*Given request*.
Write out, word for word, the part of the material that opens with the line containing "- x-tick-label: 2: [595, 245, 603, 261]" and closes with the line containing "- y-tick-label: 40: [359, 444, 374, 460]", both ends included.

(Image layout notes)
◆ ◆ ◆ ◆

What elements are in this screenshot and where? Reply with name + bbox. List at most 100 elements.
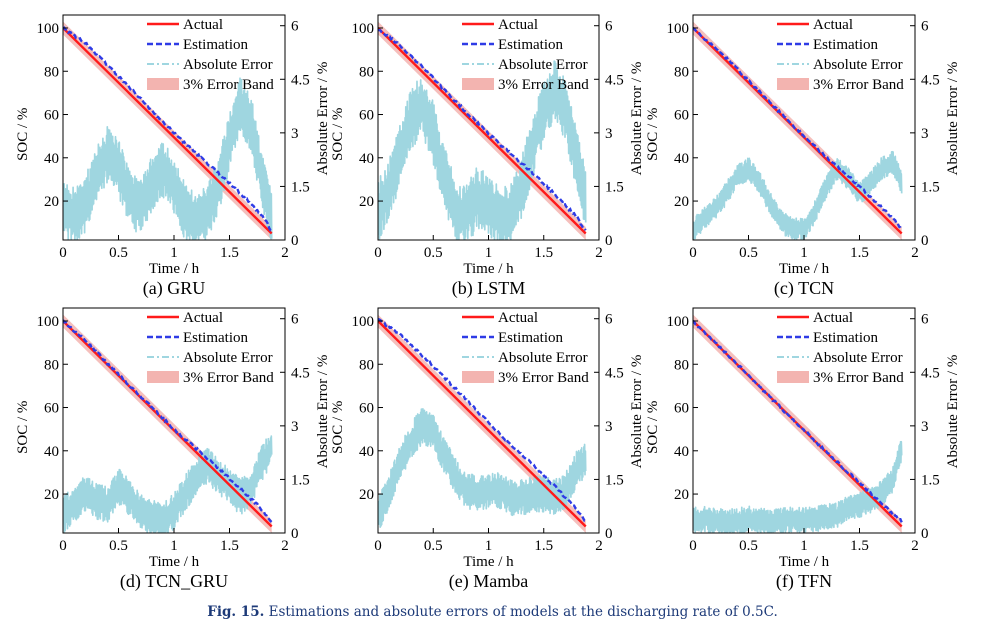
- x-tick-label: 2: [595, 245, 603, 261]
- estimation-line: [378, 318, 586, 522]
- estimation-line: [693, 319, 903, 523]
- y2-tick-label: 1.5: [605, 179, 624, 195]
- absolute-error-line: [63, 77, 273, 240]
- caption-text: Estimations and absolute errors of model…: [268, 604, 778, 620]
- chart-subtitle: (d) TCN_GRU: [120, 571, 228, 592]
- y2-axis-label: Absolute Error / %: [315, 62, 331, 176]
- y-tick-label: 40: [359, 444, 374, 460]
- x-tick-label: 1: [800, 245, 808, 261]
- y2-tick-label: 3: [605, 126, 613, 142]
- x-tick-label: 1.5: [850, 245, 869, 261]
- plot-area: [378, 21, 587, 240]
- legend-swatch-error-band: [462, 371, 494, 383]
- y2-tick-label: 4.5: [921, 365, 940, 381]
- y-axis-label: SOC / %: [15, 108, 31, 161]
- x-axis-label: Time / h: [463, 261, 514, 277]
- y-tick-label: 20: [44, 487, 59, 503]
- y-tick-label: 80: [674, 64, 689, 80]
- x-tick-label: 1: [485, 538, 493, 554]
- y-axis-label: SOC / %: [15, 401, 31, 454]
- legend-label: Estimation: [813, 330, 878, 346]
- y2-tick-label: 4.5: [605, 365, 624, 381]
- legend-label: 3% Error Band: [183, 77, 274, 93]
- legend-label: Absolute Error: [813, 57, 903, 73]
- x-tick-label: 0.5: [109, 538, 128, 554]
- y-tick-label: 80: [674, 357, 689, 373]
- y2-tick-label: 1.5: [921, 179, 940, 195]
- legend-label: Actual: [498, 17, 538, 33]
- chart-panel-2: 0 0.5 1 1.5 2 20 40 60 80 100 0 1.5 3 4.5 6 Time / h SOC…: [330, 14, 645, 299]
- y2-tick-label: 6: [605, 312, 613, 328]
- chart-subtitle: (b) LSTM: [452, 278, 526, 299]
- chart-subtitle: (f) TFN: [776, 571, 832, 592]
- x-tick-label: 0: [59, 245, 67, 261]
- y2-tick-label: 4.5: [291, 72, 310, 88]
- legend-label: Actual: [498, 310, 538, 326]
- y2-tick-label: 0: [921, 526, 929, 542]
- y2-tick-label: 0: [291, 526, 299, 542]
- actual-line: [63, 27, 273, 235]
- y2-tick-label: 4.5: [921, 72, 940, 88]
- y2-tick-label: 3: [921, 419, 929, 435]
- x-tick-label: 1.5: [534, 245, 553, 261]
- y-tick-label: 60: [359, 401, 374, 417]
- y2-tick-label: 1.5: [291, 472, 310, 488]
- actual-line: [378, 27, 587, 235]
- y-tick-label: 100: [352, 314, 375, 330]
- y-tick-label: 80: [359, 64, 374, 80]
- x-axis-label: Time / h: [779, 554, 830, 570]
- chart-subtitle: (c) TCN: [774, 278, 834, 299]
- y-tick-label: 60: [359, 108, 374, 124]
- y-tick-label: 80: [44, 357, 59, 373]
- legend-swatch-error-band: [147, 78, 179, 90]
- y-tick-label: 60: [44, 401, 59, 417]
- plot-area: [63, 314, 273, 533]
- legend-label: Absolute Error: [498, 57, 588, 73]
- y-tick-label: 20: [674, 194, 689, 210]
- y-tick-label: 100: [352, 21, 375, 37]
- y2-axis-label: Absolute Error / %: [629, 355, 645, 469]
- y-tick-label: 100: [37, 314, 60, 330]
- plot-area: [378, 314, 587, 533]
- x-tick-label: 2: [281, 245, 289, 261]
- y-axis-label: SOC / %: [330, 401, 346, 454]
- x-tick-label: 0.5: [739, 538, 758, 554]
- y-tick-label: 20: [359, 487, 374, 503]
- figure-caption: Fig. 15. Estimations and absolute errors…: [0, 604, 985, 620]
- legend-label: Absolute Error: [813, 350, 903, 366]
- x-axis-label: Time / h: [463, 554, 514, 570]
- y-tick-label: 40: [44, 151, 59, 167]
- legend-label: Actual: [183, 310, 223, 326]
- y-axis-label: SOC / %: [330, 108, 346, 161]
- plot-area: [693, 21, 903, 240]
- legend-label: 3% Error Band: [813, 77, 904, 93]
- y2-tick-label: 3: [291, 126, 299, 142]
- y2-tick-label: 0: [605, 233, 613, 249]
- legend-label: Absolute Error: [498, 350, 588, 366]
- y-axis-label: SOC / %: [645, 108, 661, 161]
- absolute-error-line: [378, 408, 587, 528]
- y-tick-label: 40: [44, 444, 59, 460]
- y2-tick-label: 6: [921, 312, 929, 328]
- legend-label: Estimation: [813, 37, 878, 53]
- caption-label: Fig. 15.: [207, 604, 265, 620]
- legend-label: Estimation: [183, 37, 248, 53]
- legend-swatch-error-band: [777, 371, 809, 383]
- y-tick-label: 100: [667, 21, 690, 37]
- y2-tick-label: 3: [605, 419, 613, 435]
- actual-line: [378, 320, 587, 528]
- legend-label: Actual: [813, 310, 853, 326]
- y2-tick-label: 0: [291, 233, 299, 249]
- y-axis-label: SOC / %: [645, 401, 661, 454]
- y2-tick-label: 6: [605, 19, 613, 35]
- x-tick-label: 1: [170, 245, 178, 261]
- absolute-error-line: [693, 440, 903, 533]
- legend-label: 3% Error Band: [183, 370, 274, 386]
- actual-line: [63, 320, 273, 528]
- legend-swatch-error-band: [777, 78, 809, 90]
- y-tick-label: 80: [44, 64, 59, 80]
- y-tick-label: 100: [667, 314, 690, 330]
- y2-tick-label: 4.5: [291, 365, 310, 381]
- y2-tick-label: 1.5: [921, 472, 940, 488]
- y2-tick-label: 0: [921, 233, 929, 249]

◆ ◆ ◆ ◆

*Right answer*.
- x-tick-label: 2: [595, 245, 603, 261]
- estimation-line: [378, 318, 586, 522]
- estimation-line: [693, 319, 903, 523]
- y2-tick-label: 1.5: [605, 179, 624, 195]
- absolute-error-line: [63, 77, 273, 240]
- caption-text: Estimations and absolute errors of model…: [268, 604, 778, 620]
- chart-subtitle: (d) TCN_GRU: [120, 571, 228, 592]
- y2-axis-label: Absolute Error / %: [315, 62, 331, 176]
- y-tick-label: 40: [359, 444, 374, 460]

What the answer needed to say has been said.